Written request: In your copy, include every line of the listing below exactly but none of the pictures.

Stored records
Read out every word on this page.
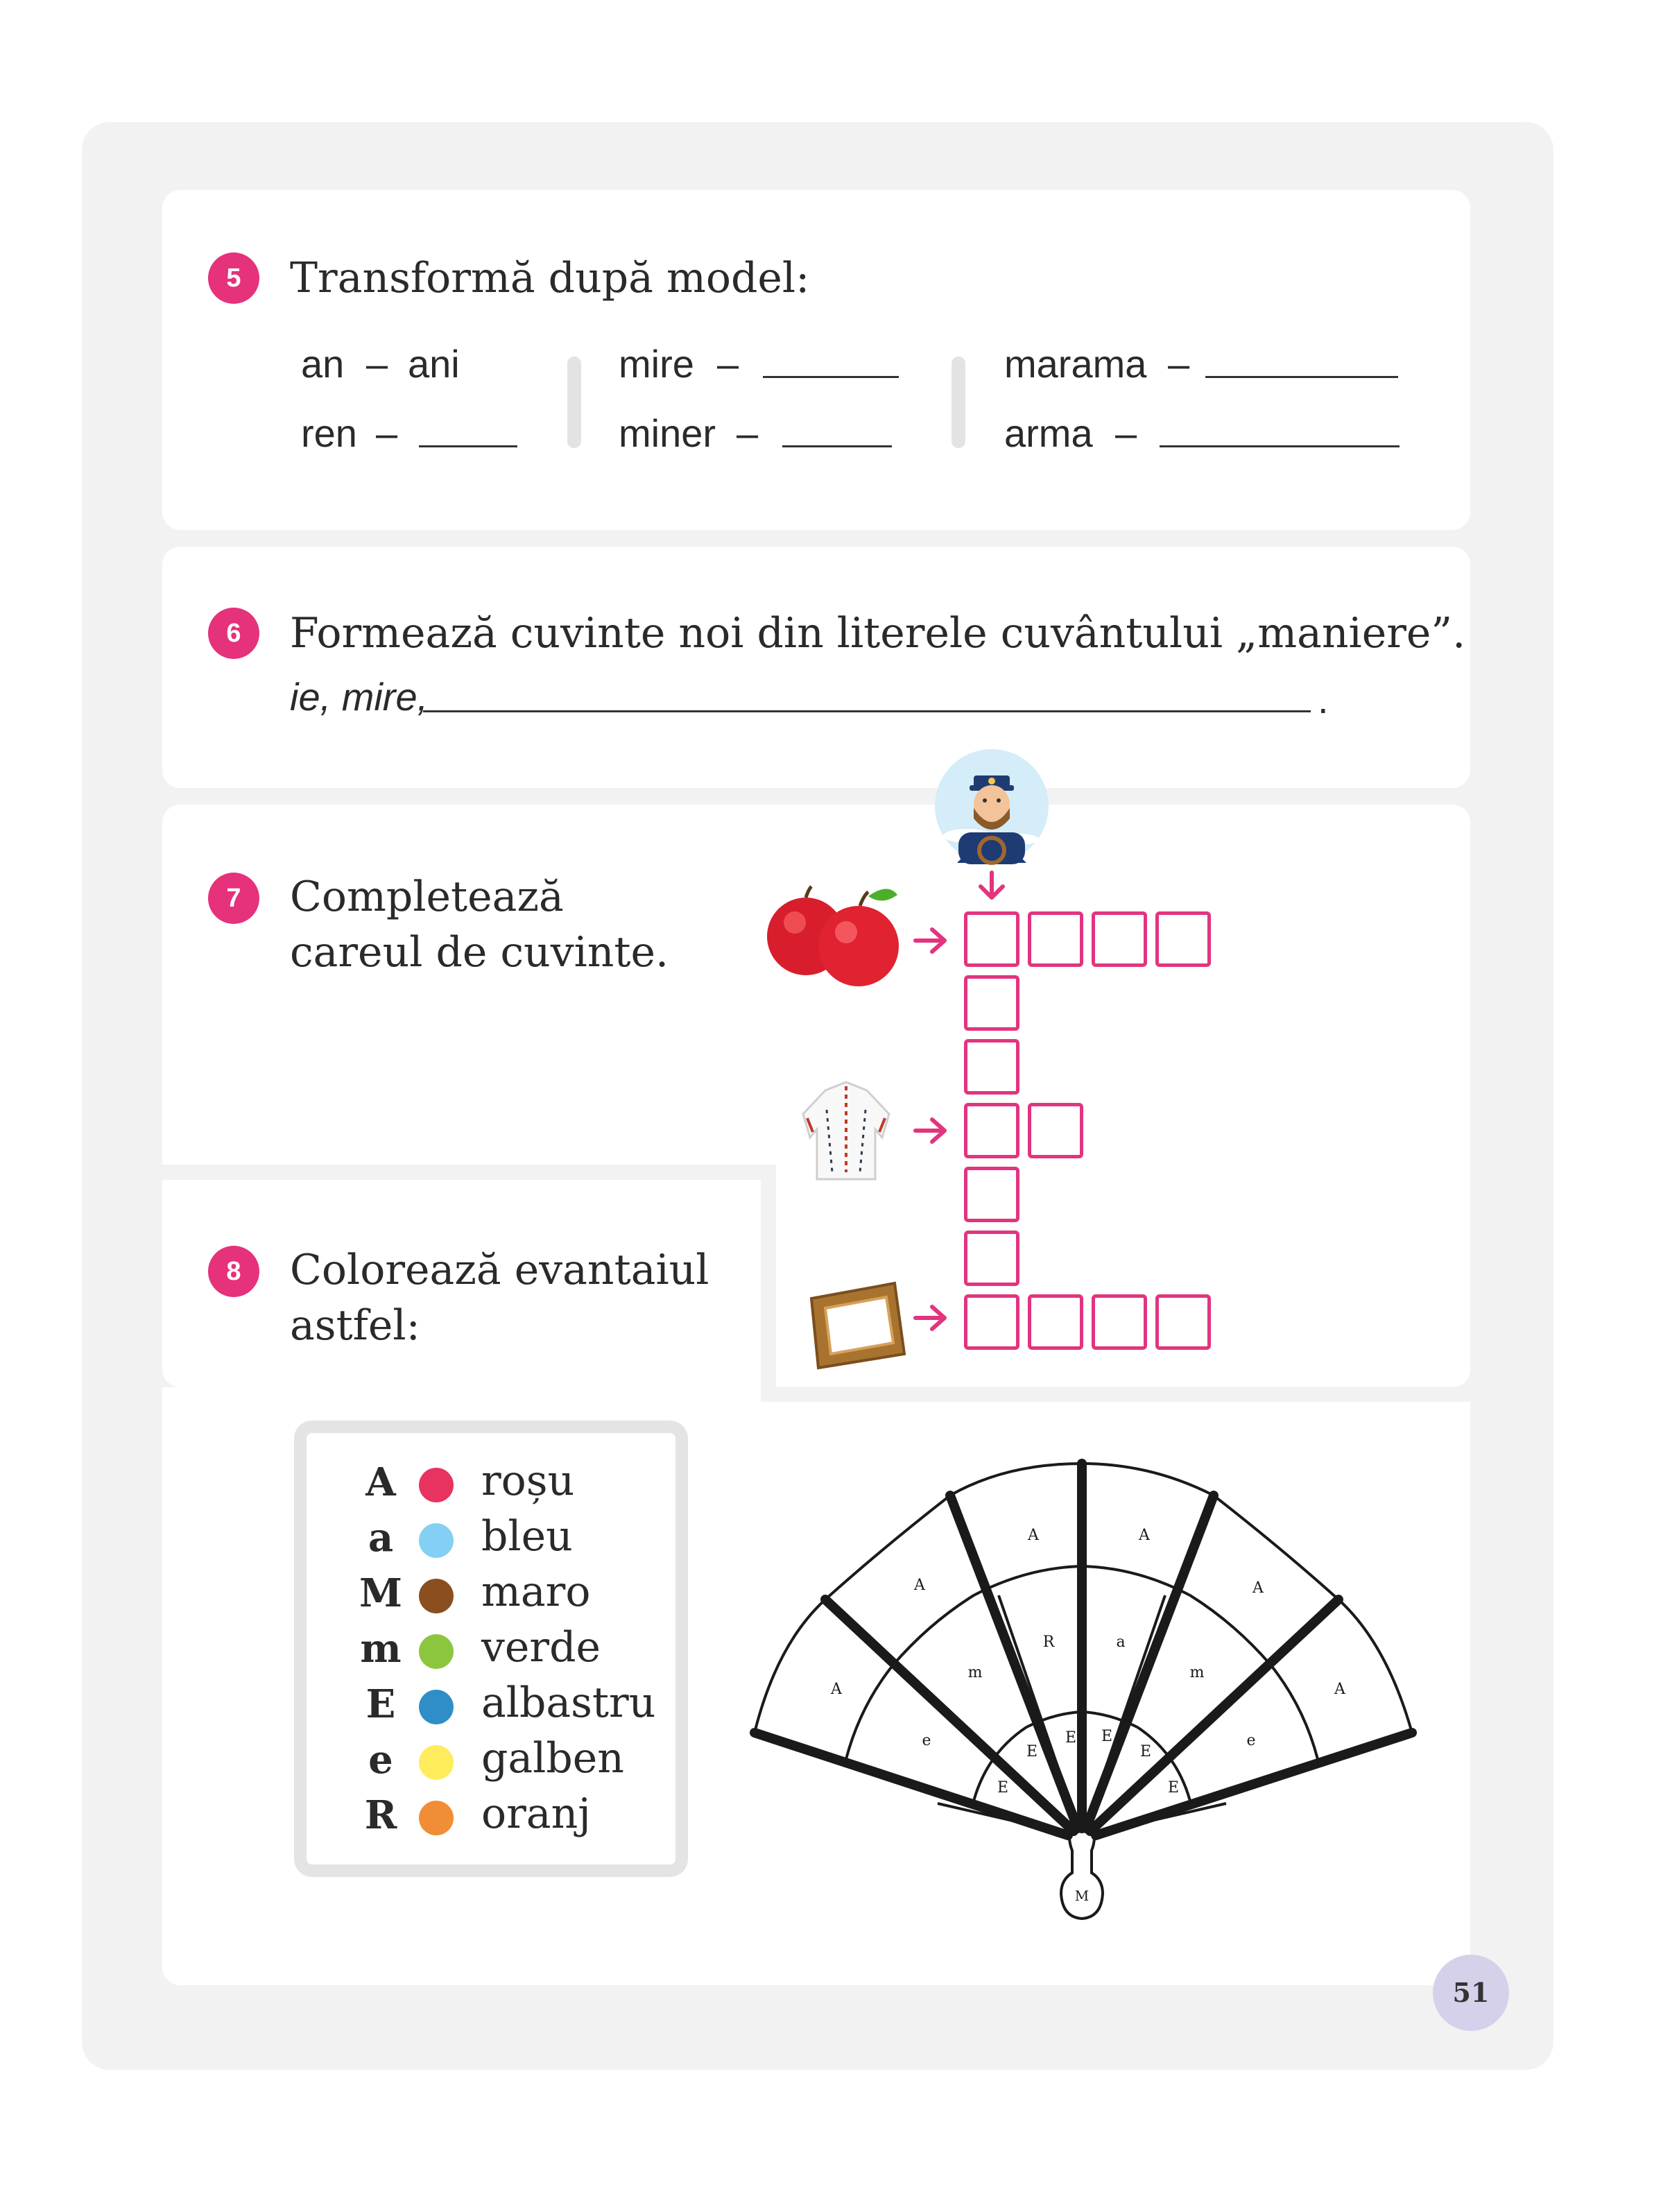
5	Transformă după model:
an – ani
ren –
mire –
miner –
marama –
arma –
6	Formează cuvinte noi din literele cuvântului „maniere”.
ie, mire,	.
7	Completează
careul de cuvinte.
8	Colorează evantaiul
astfel:
A roșu
a bleu
M maro
m verde
E albastru
e galben
R oranj
A
A
A	A
A
A
e
m
R	a
m
e
E
E
E E
E
E
M
51
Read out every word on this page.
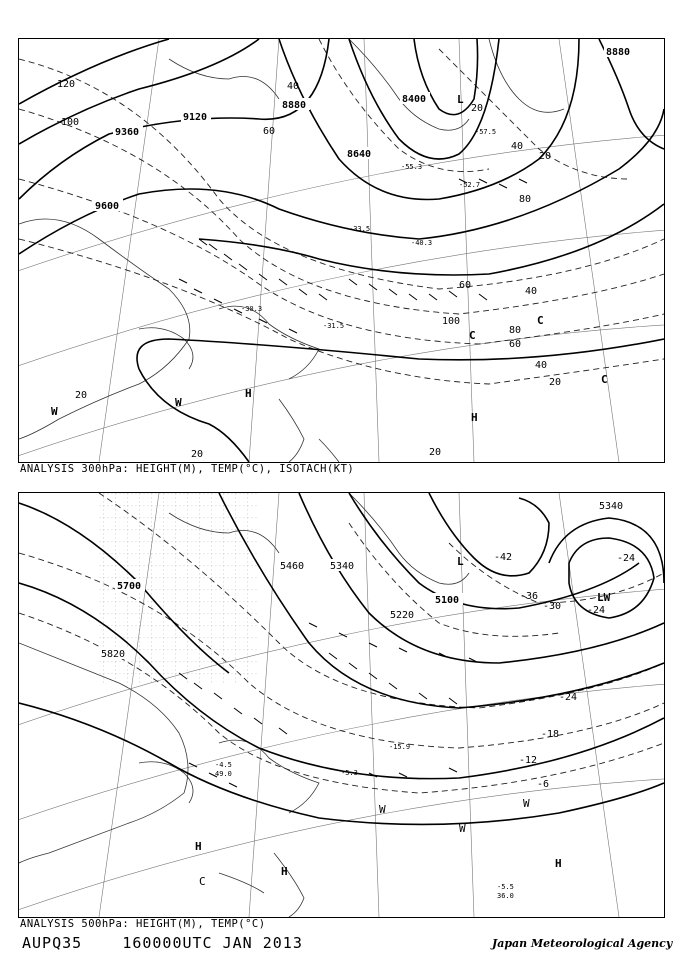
9360
9120
8880
8640
8400
9600
8880
120
100
60
40
20
80
40
20
100
80
60
40
20
20
20
40
60
20
-30.3
-31.5
-33.5
-40.3
-52.7
-55.3
-57.5
L
H
W
H
W
C
C
C
ANALYSIS 300hPa: HEIGHT(M), TEMP(°C), ISOTACH(KT)
5700
5820
5460	5340
5100
5220
5340
-42
-36
-30	-24
-24
-18
-12
-6
-24
-5.5
36.0
-15.9
-5.3
-4.5
49.0
L
LW
H
H
H
W
W
W
C
ANALYSIS 500hPa: HEIGHT(M), TEMP(°C)
AUPQ35	160000UTC JAN 2013	Japan Meteorological Agency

Response to the exercise:
Read out every word on this page.
5	Transformă după model:
an – ani
ren –
mire –
miner –
marama –
arma –
6	Formează cuvinte noi din literele cuvântului „maniere”.
ie, mire,	.
7	Completează
careul de cuvinte.
8	Colorează evantaiul
astfel:
A roșu
a bleu
M maro
m verde
E albastru
e galben
R oranj
A
A
A	A
A
A
e
m
R	a
m
e
E
E
E E
E
E
M
51
Read out every word on this page.
9360
9120
8880
8640
8400
9600
8880
120
100
60
40
20
80
40
20
100
80
60
40
20
20
20
40
60
20
-30.3
-31.5
-33.5
-40.3
-52.7
-55.3
-57.5
L
H
W
H
W
C
C
C
ANALYSIS 300hPa: HEIGHT(M), TEMP(°C), ISOTACH(KT)
5700
5820
5460	5340
5100
5220
5340
-42
-36
-30	-24
-24
-18
-12
-6
-24
-5.5
36.0
-15.9
-5.3
-4.5
49.0
L
LW
H
H
H
W
W
W
C
ANALYSIS 500hPa: HEIGHT(M), TEMP(°C)
AUPQ35	160000UTC JAN 2013	Japan Meteorological Agency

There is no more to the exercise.